[Instructions to follow]: Return a copy of every line in the records that includes the word "下载都市快报App".

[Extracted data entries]
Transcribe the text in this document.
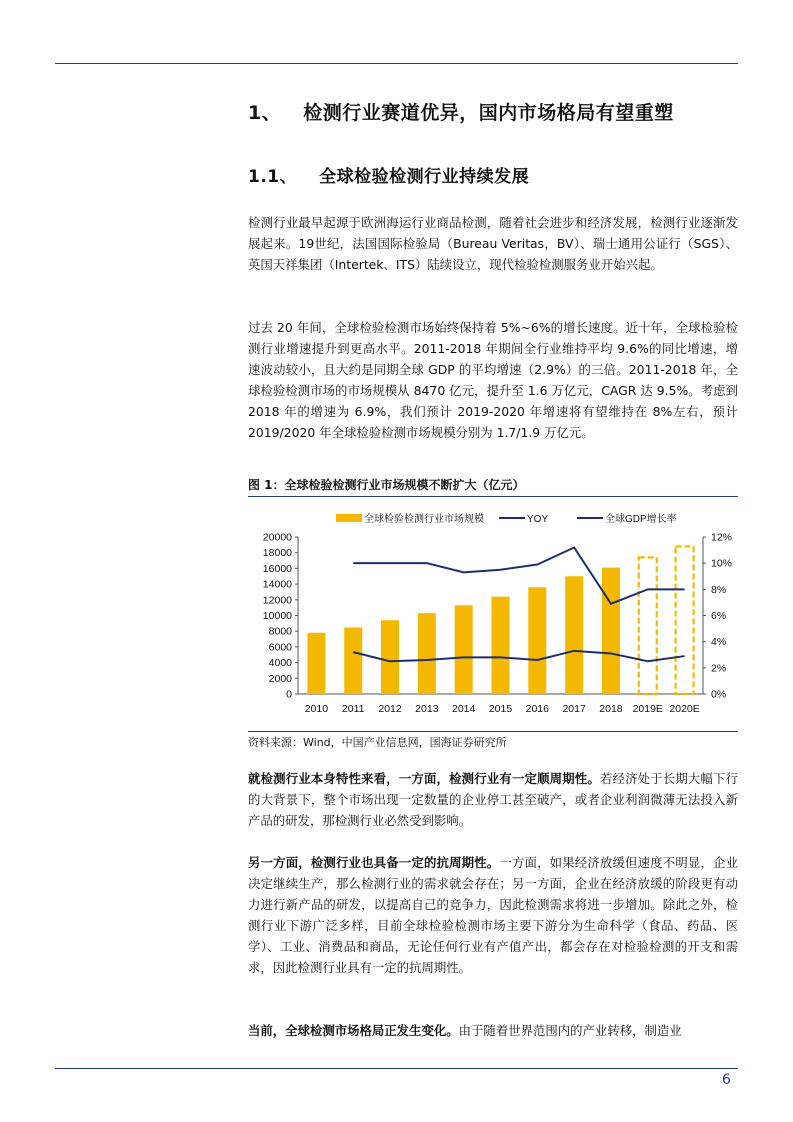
1、 检测行业赛道优异，国内市场格局有望重塑
1.1、 全球检验检测行业持续发展

检测行业最早起源于欧洲海运行业商品检测，随着社会进步和经济发展，检测行业逐渐发展起来。19世纪，法国国际检验局（Bureau Veritas，BV）、瑞士通用公证行（SGS）、英国天祥集团（Intertek、ITS）陆续设立，现代检验检测服务业开始兴起。

过去 20 年间，全球检验检测市场始终保持着 5%~6%的增长速度。近十年，全球检验检测行业增速提升到更高水平。2011-2018 年期间全行业维持平均 9.6%的同比增速，增速波动较小，且大约是同期全球 GDP 的平均增速（2.9%）的三倍。2011-2018 年，全球检验检测市场的市场规模从 8470 亿元，提升至 1.6 万亿元，CAGR 达 9.5%。考虑到 2018 年的增速为 6.9%，我们预计 2019-2020 年增速将有望维持在 8%左右，预计 2019/2020 年全球检验检测市场规模分别为 1.7/1.9 万亿元。

图 1：全球检验检测行业市场规模不断扩大（亿元）
0
2000
4000
6000
8000
10000
12000
14000
16000
18000
20000
0%
2%
4%
6%
8%
10%
12%
2010 2011 2012 2013 2014 2015 2016 2017 2018 2019E 2020E
全球检验检测行业市场规模	YOY	全球GDP增长率
资料来源：Wind，中国产业信息网，国海证券研究所

就检测行业本身特性来看，一方面，检测行业有一定顺周期性。若经济处于长期大幅下行的大背景下，整个市场出现一定数量的企业停工甚至破产，或者企业利润微薄无法投入新产品的研发，那检测行业必然受到影响。

另一方面，检测行业也具备一定的抗周期性。一方面，如果经济放缓但速度不明显，企业决定继续生产，那么检测行业的需求就会存在；另一方面，企业在经济放缓的阶段更有动力进行新产品的研发，以提高自己的竞争力，因此检测需求将进一步增加。除此之外，检测行业下游广泛多样，目前全球检验检测市场主要下游分为生命科学（食品、药品、医学）、工业、消费品和商品，无论任何行业有产值产出，都会存在对检验检测的开支和需求，因此检测行业具有一定的抗周期性。

当前，全球检测市场格局正发生变化。由于随着世界范围内的产业转移，制造业

6
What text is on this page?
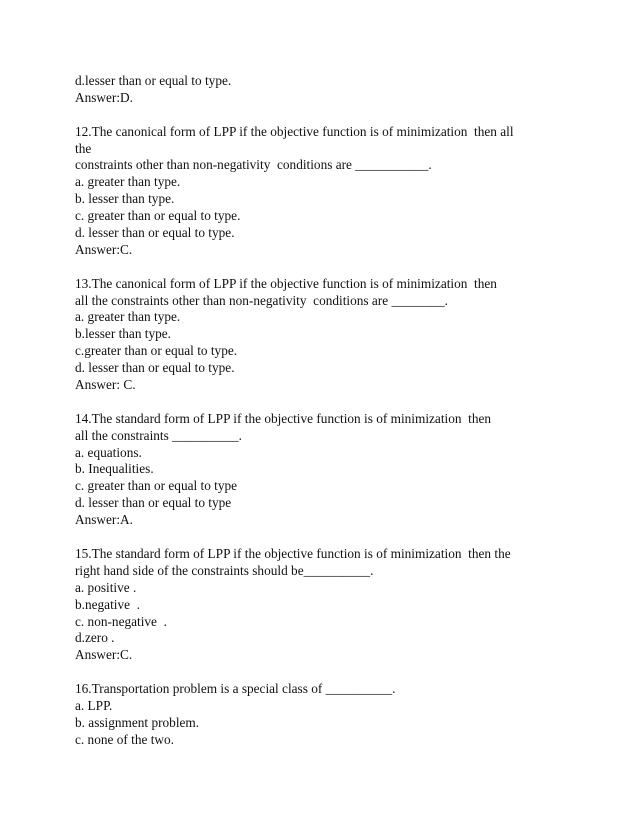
d.lesser than or equal to type.
Answer:D.
12.The canonical form of LPP if the objective function is of minimization  then all
the
constraints other than non-negativity  conditions are ___________.
a. greater than type.
b. lesser than type.
c. greater than or equal to type.
d. lesser than or equal to type.
Answer:C.
13.The canonical form of LPP if the objective function is of minimization  then
all the constraints other than non-negativity  conditions are ________.
a. greater than type.
b.lesser than type.
c.greater than or equal to type.
d. lesser than or equal to type.
Answer: C.
14.The standard form of LPP if the objective function is of minimization  then
all the constraints __________.
a. equations.
b. Inequalities.
c. greater than or equal to type
d. lesser than or equal to type
Answer:A.
15.The standard form of LPP if the objective function is of minimization  then the
right hand side of the constraints should be__________.
a. positive .
b.negative  .
c. non-negative  .
d.zero .
Answer:C.
16.Transportation problem is a special class of __________.
a. LPP.
b. assignment problem.
c. none of the two.
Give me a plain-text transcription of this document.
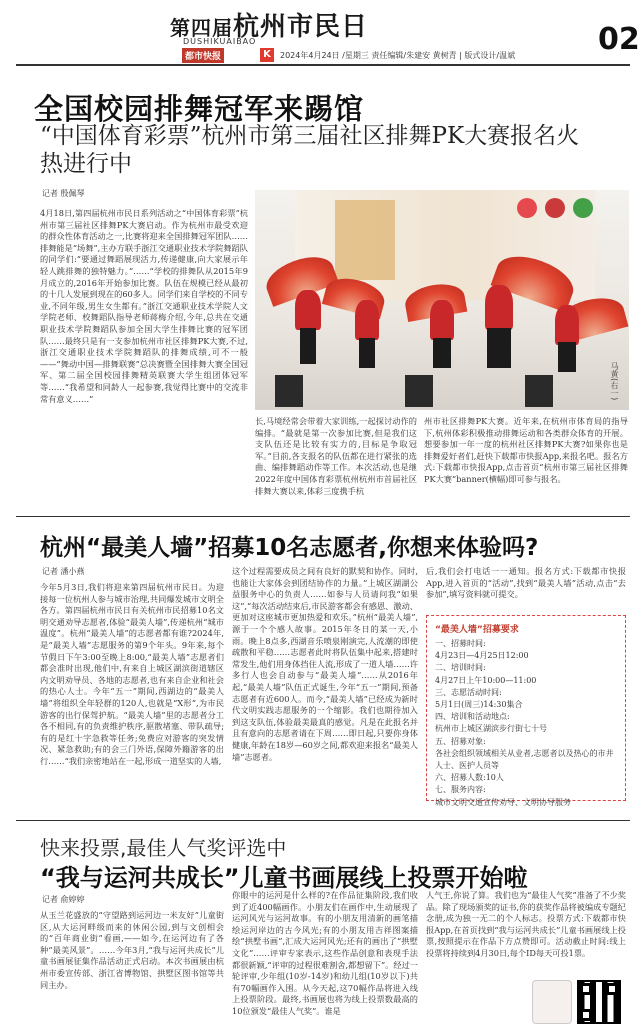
第四届杭州市民日
DUSHIKUAIBAO
都市快报	K	2024年4月24日 /星期三 责任编辑/朱建安 黄树青 | 版式设计/温斌	02
全国校园排舞冠军来踢馆
“中国体育彩票”杭州市第三届社区排舞PK大赛报名火热进行中
记者 殷佩琴
4月18日,第四届杭州市民日系列活动之“中国体育彩票”杭州市第三届社区排舞PK大赛启动。作为杭州市最受欢迎的群众性体育活动之一,比赛将迎来全国排舞冠军团队……排舞能是“场舞”,主办方联手浙江交通职业技术学院舞蹈队的同学们:“要通过舞蹈展现活力,传递健康,向大家展示年轻人跳排舞的独特魅力。”……“学校的排舞队从2015年9月成立的,2016年开始参加比赛。队伍在规模已经从最初的十几人发展到现在的60多人。同学们来自学校的不同专业,不同年级,男生女生都有。”浙江交通职业技术学院人文学院老师、校舞蹈队指导老师蒋梅介绍,今年,总共在交通职业技术学院舞蹈队参加全国大学生排舞比赛的冠军团队……最终只是有一支参加杭州市社区排舞PK大赛,不过,浙江交通职业技术学院舞蹈队的排舞成绩,可不一般——“舞动中国—排舞联赛”总决赛暨全国排舞大赛全国冠军、第二届全国校园排舞精英联赛大学生组团体冠军等……“我希望和同龄人一起参赛,我觉得比赛中的交流非常有意义……”	马黄(右一)
长,马境经常会带着大家训练,一起探讨动作的编排。“最就是第一次参加比赛,但是我们这支队伍还是比较有实力的,目标是争取冠军。”目前,各支报名的队伍都在进行紧张的选曲、编排舞蹈动作等工作。本次活动,也是继2022年度中国体育彩票杭州杭州市首届社区排舞大赛以来,体彩三度携手杭
州市社区排舞PK大赛。近年来,在杭州市体育局的指导下,杭州体彩积极推动排舞运动和各类群众体育的开展。想要参加一年一度的杭州社区排舞PK大赛?如果你也是排舞爱好者们,赶快下载都市快报App,来报名吧。报名方式:下载都市快报App,点击首页“杭州市第三届社区排舞PK大赛”banner(横幅)即可参与报名。
杭州“最美人墙”招募10名志愿者,你想来体验吗?
记者 潘小燕
今年5月3日,我们将迎来第四届杭州市民日。为迎接每一位杭州人参与城市治理,共同爆发城市文明全各方。第四届杭州市民日有关杭州市民招募10名文明交通劝导志愿者,体验“最美人墙”,传递杭州“城市温度”。杭州“最美人墙”的志愿者都有谁?2024年,是“最美人墙”志愿服务的第9个年头。9年来,每个节假日下午3:00至晚上8:00,“最美人墙”志愿者们都会准时出现,他们中,有来自上城区湖滨街道辖区内文明劝导员、各地的志愿者,也有来自企业和社会的热心人士。今年“五一”期间,西湖边的“最美人墙”将组织全年轻群的120人,也就是“X形”,为市民游客的出行保驾护航。“最美人墙”里的志愿者分工各不相同,有的负责维护秩序,驱散堵塞、带队疏导;有的是红十字急救等任务;免费应对游客的突发情况、紧急救助;有的会三门外语,保障外籍游客的出行……“我们亲密地站在一起,形成一道坚实的人墙,
这个过程需要成员之间有良好的默契和协作。同时,也能让大家体会到团结协作的力量。”上城区湖湖公益服务中心的负责人……如参与人员请问我“如果这”,“每次活动结束后,市民游客都会有感恩、激动、更加对这座城市更加热爱和欢乐。”杭州“最美人墙”,源于一个个感人故事。2015年冬日的某一天,小雨。晚上8点多,西湖音乐喷泉刚演完,人流潮的即使疏散和平稳……志愿者此时将队伍集中起来,搭建时常发生,他们用身体挡住人流,形成了一道人墙……许多行人也会自动参与“最美人墙”……从2016年起,“最美人墙”队伍正式诞生,今年“五一”期间,预备志愿者有近600人。而今,“最美人墙”已经成为新时代文明实践志愿服务的一个缩影。我们也期待加入到这支队伍,体验最美最真的感觉。凡是在此报名并且有意向的志愿者请在下周……即日起,只要你身体健康,年龄在18岁—60岁之间,都欢迎来报名“最美人墙”志愿者。
后,我们会打电话一一通知。报名方式:下载都市快报App,进入首页的“活动”,找到“最美人墙”活动,点击“去参加”,填写资料就可提交。
“最美人墙”招募要求
一、招募时间:
4月23日—4月25日12:00
二、培训时间:
4月27日上午10:00—11:00
三、志愿活动时间:
5月1日(周三)14:30集合
四、培训和活动地点:
杭州市上城区湖滨步行街七十号
五、招募对象:
各社会组织领域相关从业者,志愿者以及热心的市井人士、医护人员等
六、招募人数:10人
七、服务内容:
城市文明交通宣传劝导、文明协导服务
快来投票,最佳人气奖评选中
“我与运河共成长”儿童书画展线上投票开始啦
记者 俞婷婷
从玉兰花盛放的“守望路到运河边一米友好”儿童街区,从大运河畔级而来的休闲公园,到与文创相会的“百年商业街”看画,——如今,在运河边有了各种“最美风景”。……今年3月,“我与运河共成长”儿童书画展征集作品活动正式启动。本次书画展由杭州市委宣传部、浙江省博物馆、拱墅区图书馆等共同主办。
你眼中的运河是什么样的?在作品征集阶段,我们收到了近400幅画作。小朋友们在画作中,生动展现了运河风光与运河故事。有的小朋友用清新的画笔描绘运河岸边的古今风光;有的小朋友用吉祥图案描绘“拱墅书画”,汇成大运河风光;还有的画出了“拱墅文化”……评审专家表示,这些作品创意和表现手法都很新颖,“评审的过程很难割舍,都想留下”。经过一轮评审,少年组(10岁-14岁)和幼儿组(10岁以下)共有70幅画作入围。从今天起,这70幅作品将进入线上投票阶段。最终,书画展也将为线上投票数最高的10位颁发“最佳人气奖”。谁是
人气王,你说了算。我们也为“最佳人气奖”准备了不少奖品。除了现场颁奖的证书,你的获奖作品将被编成专题纪念册,成为独一无二的个人标志。投票方式:下载都市快报App,在首页找到“我与运河共成长”儿童书画展线上投票,按照提示在作品下方点赞即可。活动截止时间:线上投票将持续到4月30日,每个ID每天可投1票。
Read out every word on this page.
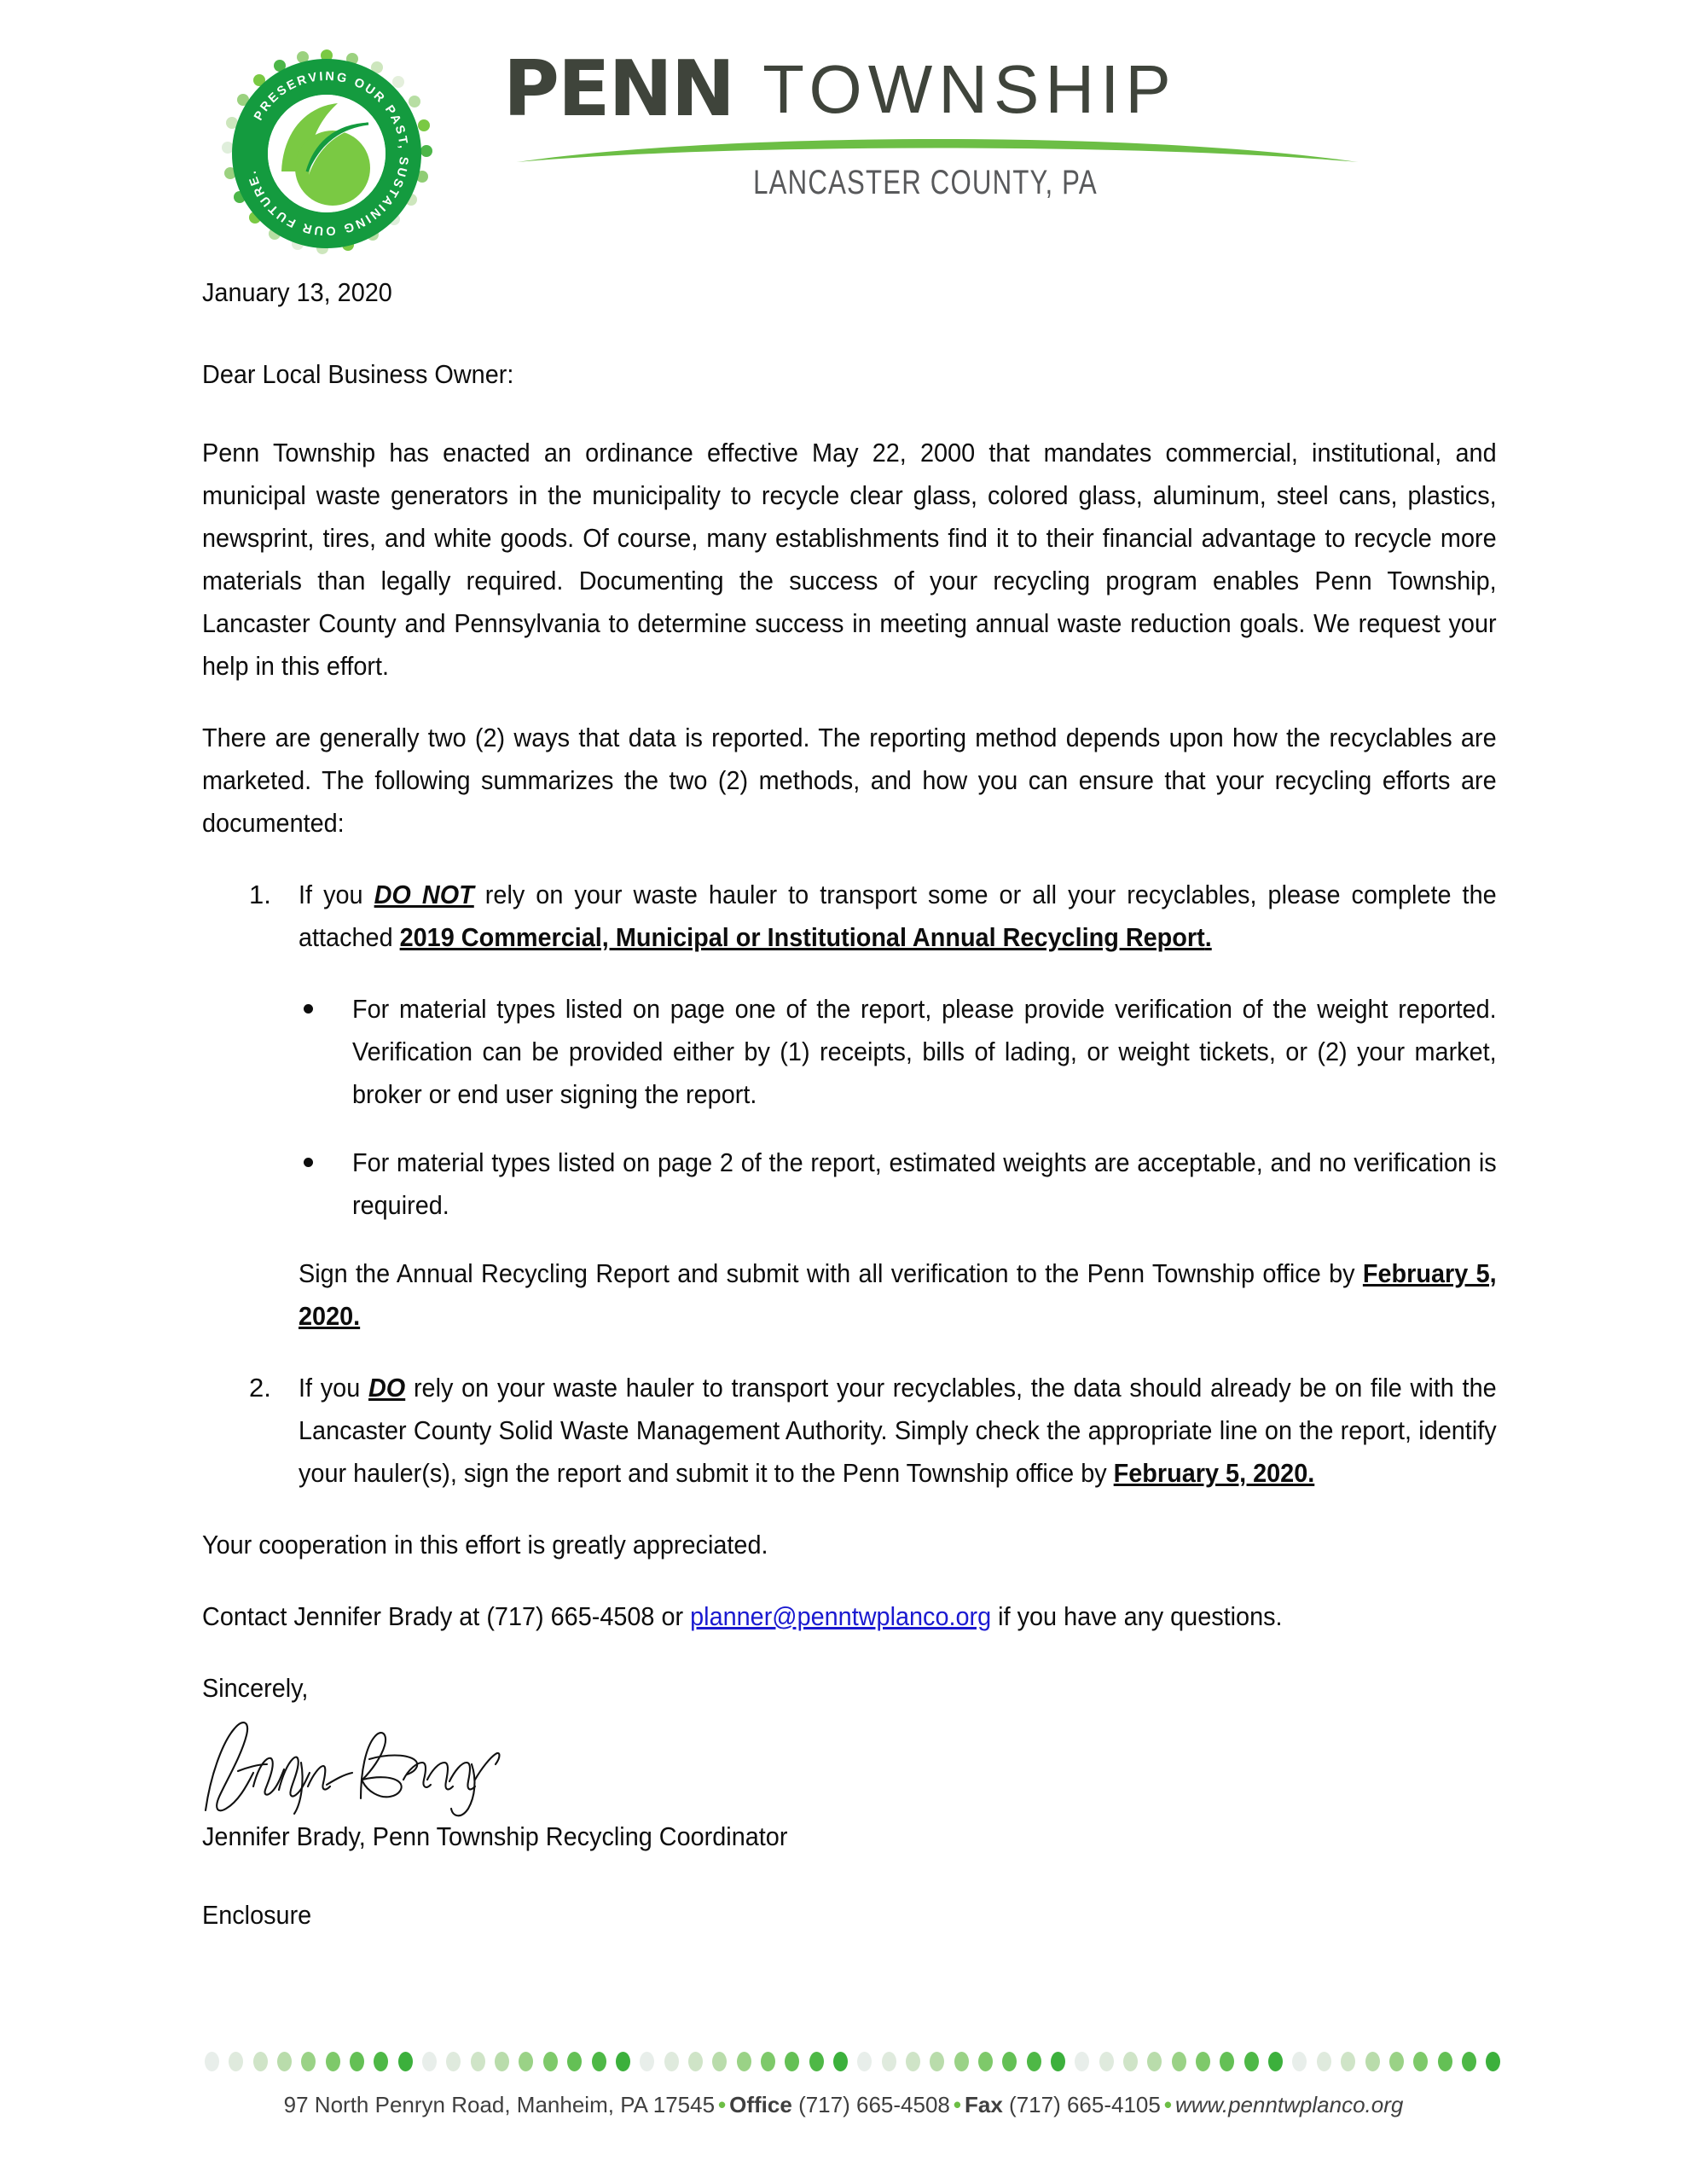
PRESERVING OUR PAST, SUSTAINING OUR FUTURE.
PENN TOWNSHIP
LANCASTER COUNTY, PA

January 13, 2020

Dear Local Business Owner:

Penn Township has enacted an ordinance effective May 22, 2000 that mandates commercial, institutional, and municipal waste generators in the municipality to recycle clear glass, colored glass, aluminum, steel cans, plastics, newsprint, tires, and white goods. Of course, many establishments find it to their financial advantage to recycle more materials than legally required. Documenting the success of your recycling program enables Penn Township, Lancaster County and Pennsylvania to determine success in meeting annual waste reduction goals. We request your help in this effort.

There are generally two (2) ways that data is reported. The reporting method depends upon how the recyclables are marketed. The following summarizes the two (2) methods, and how you can ensure that your recycling efforts are documented:

1.	If you DO NOT rely on your waste hauler to transport some or all your recyclables, please complete the attached 2019 Commercial, Municipal or Institutional Annual Recycling Report.

For material types listed on page one of the report, please provide verification of the weight reported. Verification can be provided either by (1) receipts, bills of lading, or weight tickets, or (2) your market, broker or end user signing the report.

For material types listed on page 2 of the report, estimated weights are acceptable, and no verification is required.

Sign the Annual Recycling Report and submit with all verification to the Penn Township office by February 5, 2020.

2.	If you DO rely on your waste hauler to transport your recyclables, the data should already be on file with the Lancaster County Solid Waste Management Authority. Simply check the appropriate line on the report, identify your hauler(s), sign the report and submit it to the Penn Township office by February 5, 2020.

Your cooperation in this effort is greatly appreciated.

Contact Jennifer Brady at (717) 665-4508 or planner@penntwplanco.org if you have any questions.

Sincerely,

Jennifer Brady, Penn Township Recycling Coordinator

Enclosure

97 North Penryn Road, Manheim, PA 17545 • Office (717) 665-4508 • Fax (717) 665-4105 • www.penntwplanco.org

[Task output]:
州市社区排舞PK大赛。近年来,在杭州市体育局的指导下,杭州体彩积极推动排舞运动和各类群众体育的开展。想要参加一年一度的杭州社区排舞PK大赛?如果你也是排舞爱好者们,赶快下载都市快报App,来报名吧。报名方式:下载都市快报App,点击首页“杭州市第三届社区排舞PK大赛”banner(横幅)即可参与报名。
后,我们会打电话一一通知。报名方式:下载都市快报App,进入首页的“活动”,找到“最美人墙”活动,点击“去参加”,填写资料就可提交。
人气王,你说了算。我们也为“最佳人气奖”准备了不少奖品。除了现场颁奖的证书,你的获奖作品将被编成专题纪念册,成为独一无二的个人标志。投票方式:下载都市快报App,在首页找到“我与运河共成长”儿童书画展线上投票,按照提示在作品下方点赞即可。活动截止时间:线上投票将持续到4月30日,每个ID每天可投1票。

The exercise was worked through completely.